Pick out all lines of the entries that include the word "this" and copy them.
++++++++++
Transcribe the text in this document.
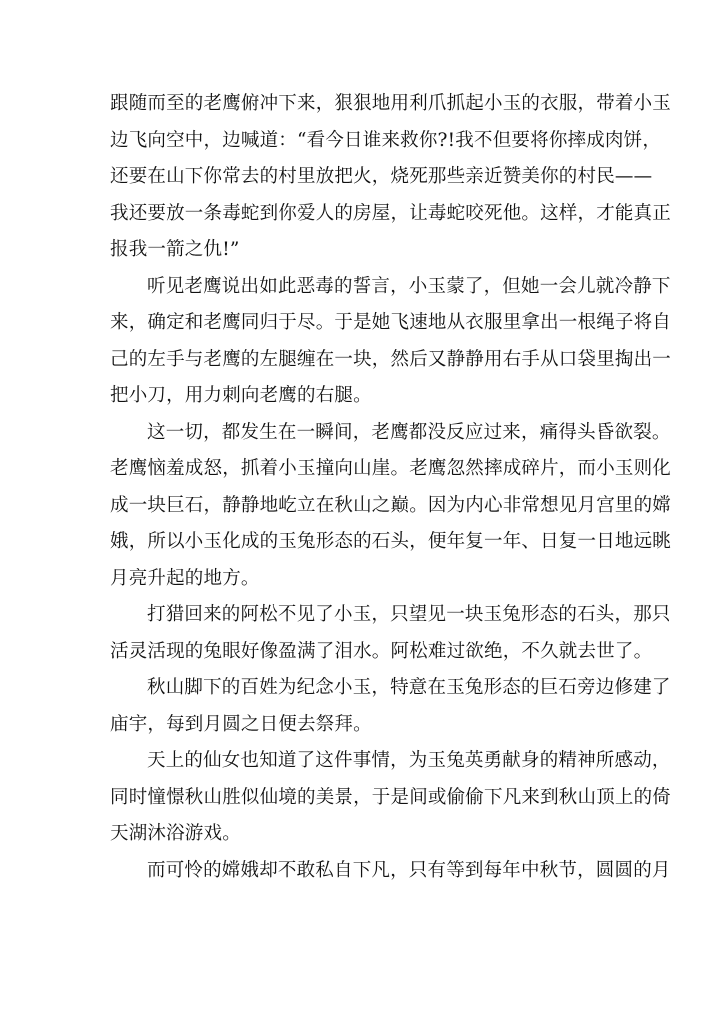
跟随而至的老鹰俯冲下来，狠狠地用利爪抓起小玉的衣服，带着小玉
边飞向空中，边喊道：“看今日谁来救你?!我不但要将你摔成肉饼，
还要在山下你常去的村里放把火，烧死那些亲近赞美你的村民——
我还要放一条毒蛇到你爱人的房屋，让毒蛇咬死他。这样，才能真正
报我一箭之仇!”
听见老鹰说出如此恶毒的誓言，小玉蒙了，但她一会儿就冷静下
来，确定和老鹰同归于尽。于是她飞速地从衣服里拿出一根绳子将自
己的左手与老鹰的左腿缠在一块，然后又静静用右手从口袋里掏出一
把小刀，用力刺向老鹰的右腿。
这一切，都发生在一瞬间，老鹰都没反应过来，痛得头昏欲裂。
老鹰恼羞成怒，抓着小玉撞向山崖。老鹰忽然摔成碎片，而小玉则化
成一块巨石，静静地屹立在秋山之巅。因为内心非常想见月宫里的嫦
娥，所以小玉化成的玉兔形态的石头，便年复一年、日复一日地远眺
月亮升起的地方。
打猎回来的阿松不见了小玉，只望见一块玉兔形态的石头，那只
活灵活现的兔眼好像盈满了泪水。阿松难过欲绝，不久就去世了。
秋山脚下的百姓为纪念小玉，特意在玉兔形态的巨石旁边修建了
庙宇，每到月圆之日便去祭拜。
天上的仙女也知道了这件事情，为玉兔英勇献身的精神所感动，
同时憧憬秋山胜似仙境的美景，于是间或偷偷下凡来到秋山顶上的倚
天湖沐浴游戏。
而可怜的嫦娥却不敢私自下凡，只有等到每年中秋节，圆圆的月
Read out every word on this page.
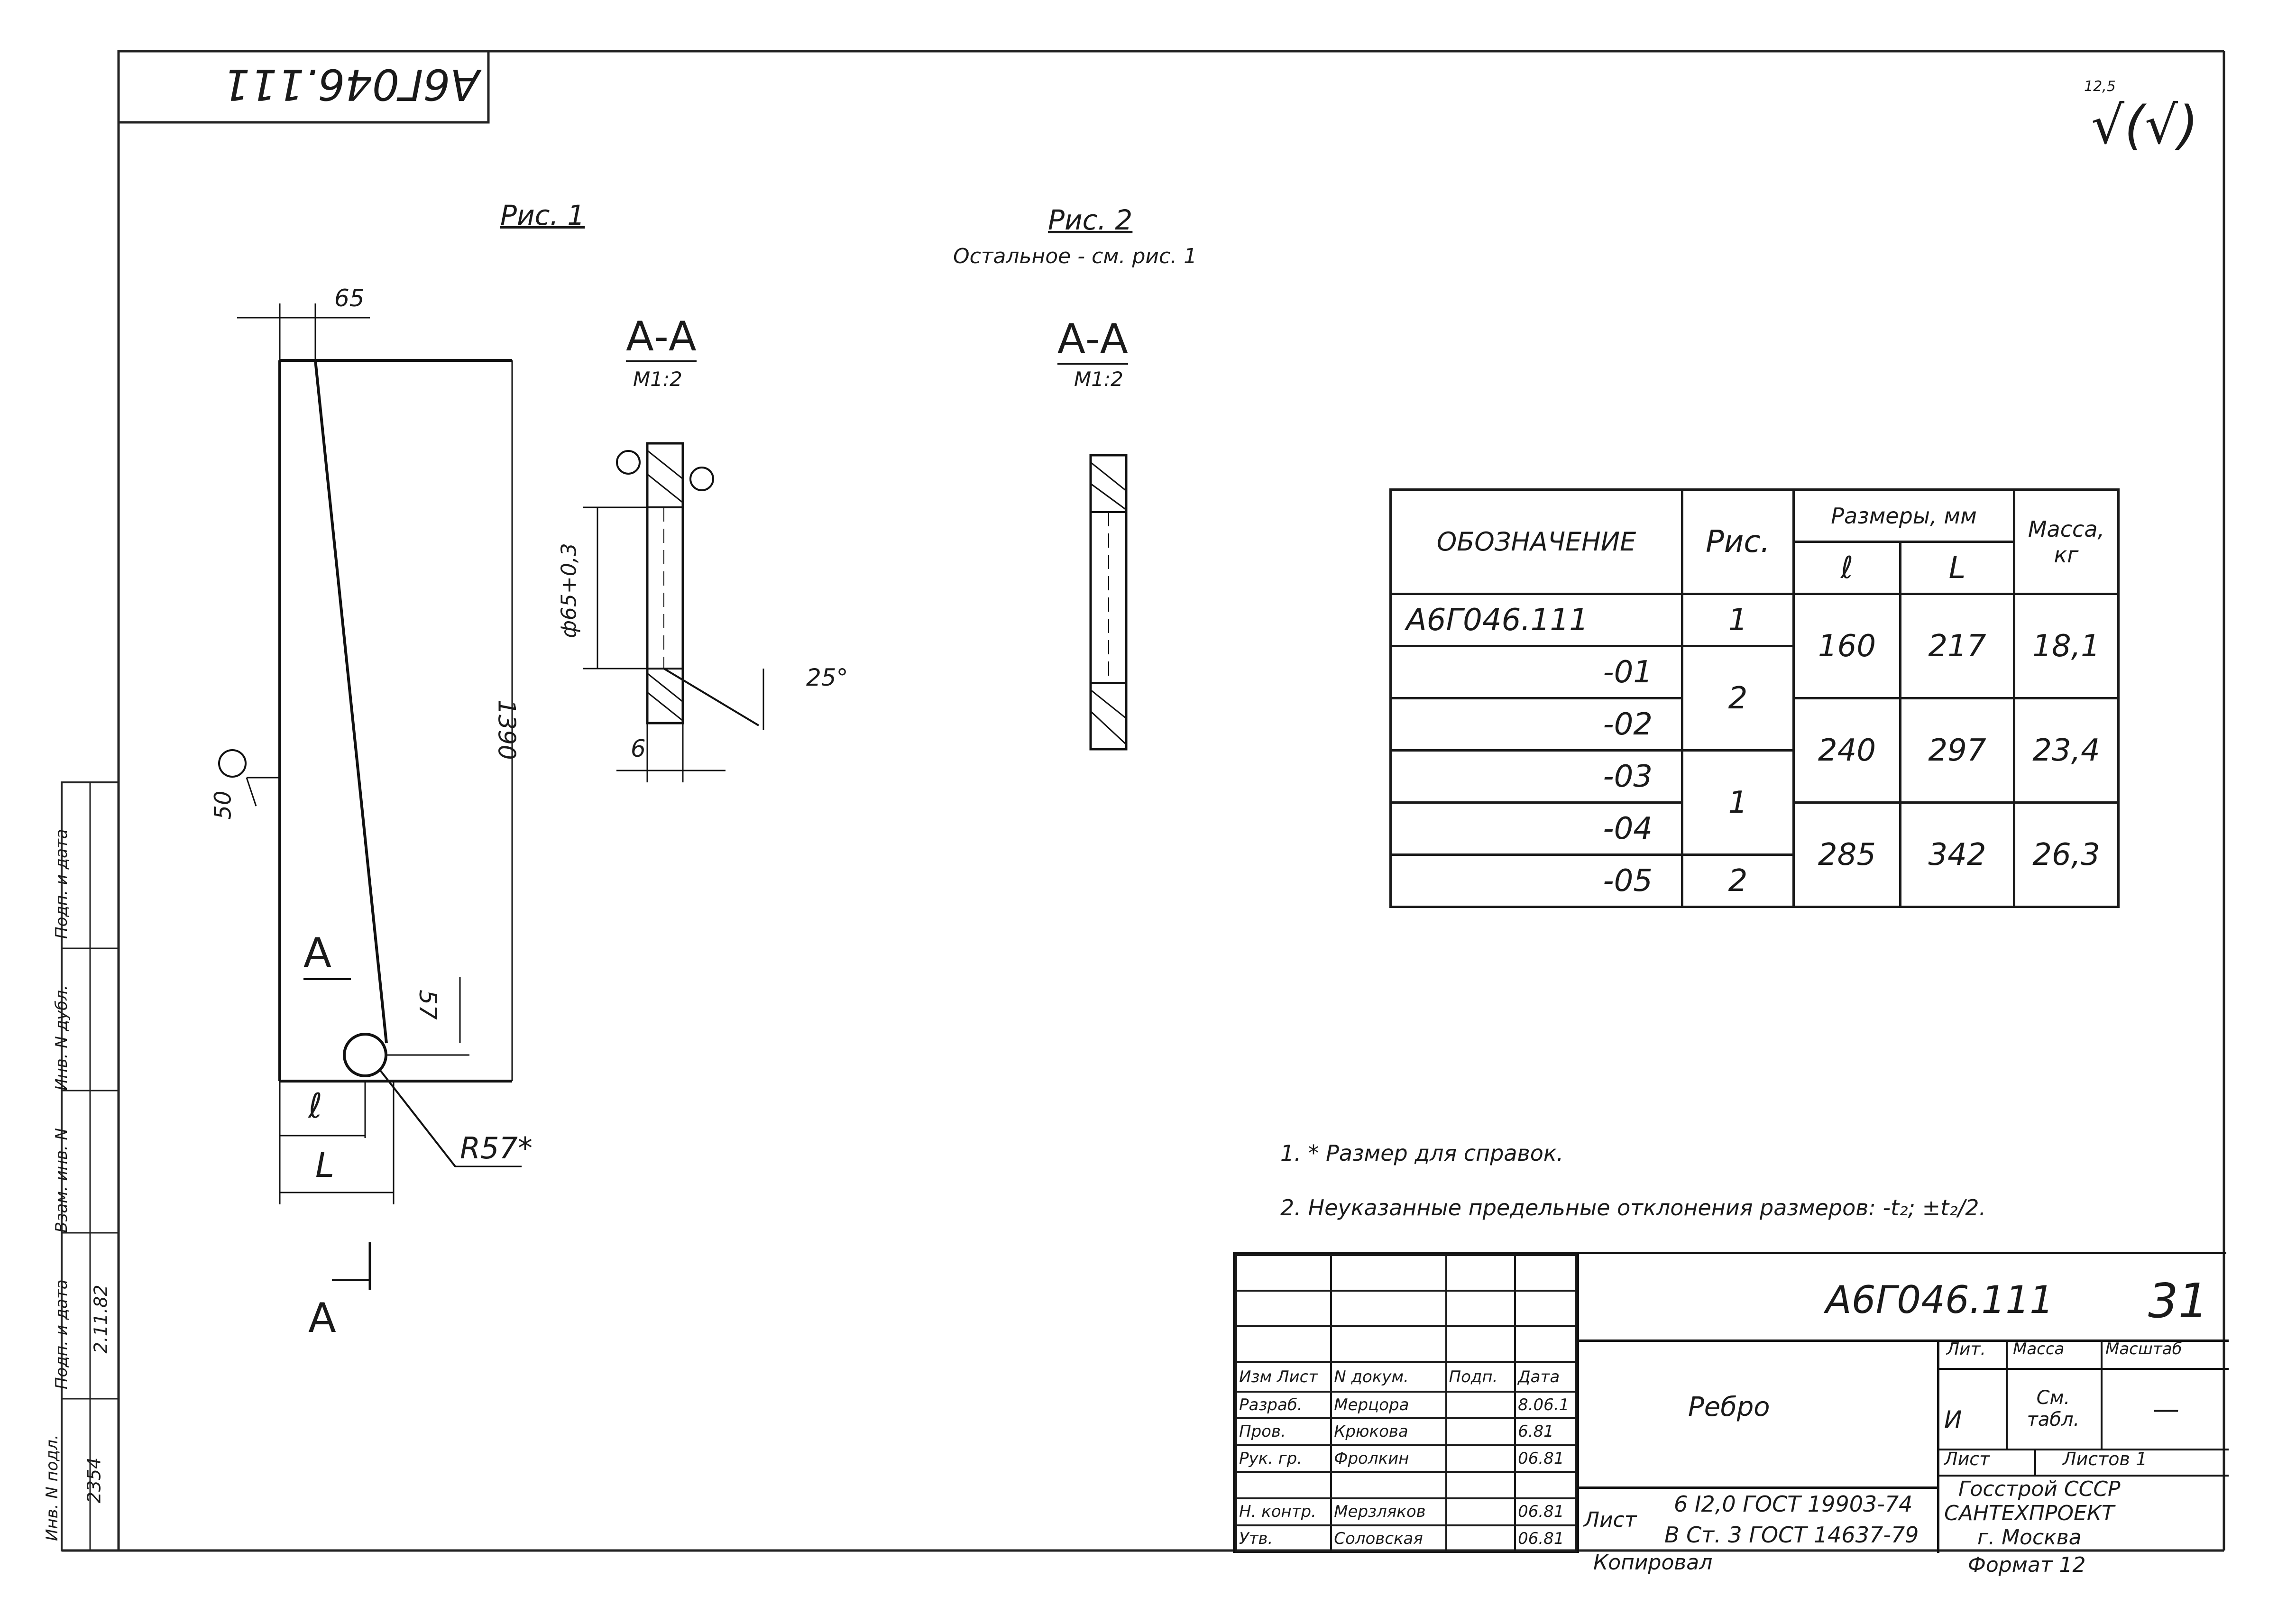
А6Г046.111	12,5
√(√)
Рис. 1	Рис. 2
Остальное - см. рис. 1
65
1390
57
R57*
ℓ
L
50
А
А
А-А
М1:2
ф65+0,3
25°
6
А-А
М1:2
ОБОЗНАЧЕНИЕ	Рис.	Размеры, мм		Масса, кг
		ℓ	L	
А6Г046.111	1	160	217	18,1
-01	2			
-02		240	297	23,4
-03	1			
-04		285	342	26,3
-05	2			
1. * Размер для справок.
2. Неуказанные предельные отклонения размеров: -t₂; ±t₂/2.

Изм Лист	N докум.	Подп.	Дата
Разраб.	Мерцора		8.06.1
Пров.	Крюкова		6.81
Рук. гр.	Фролкин		06.81

Н. контр.	Мерзляков		06.81
Утв.	Соловская		06.81
А6Г046.111 31
Ребро
Лист
6 I2,0 ГОСТ 19903-74
В Ст. 3 ГОСТ 14637-79
Лит.	Масса	Масштаб
И
См. табл.	—
Лист	Листов 1
Госстрой СССР
САНТЕХПРОЕКТ
г. Москва
Копировал	Формат 12
Инв. N подл.
Подп. и дата
Взам. инв. N
Инв. N дубл.
Подп. и дата
2354
2.11.82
++++++++++
Response below:
Transcribe the text in this document.
Read out every word on this page.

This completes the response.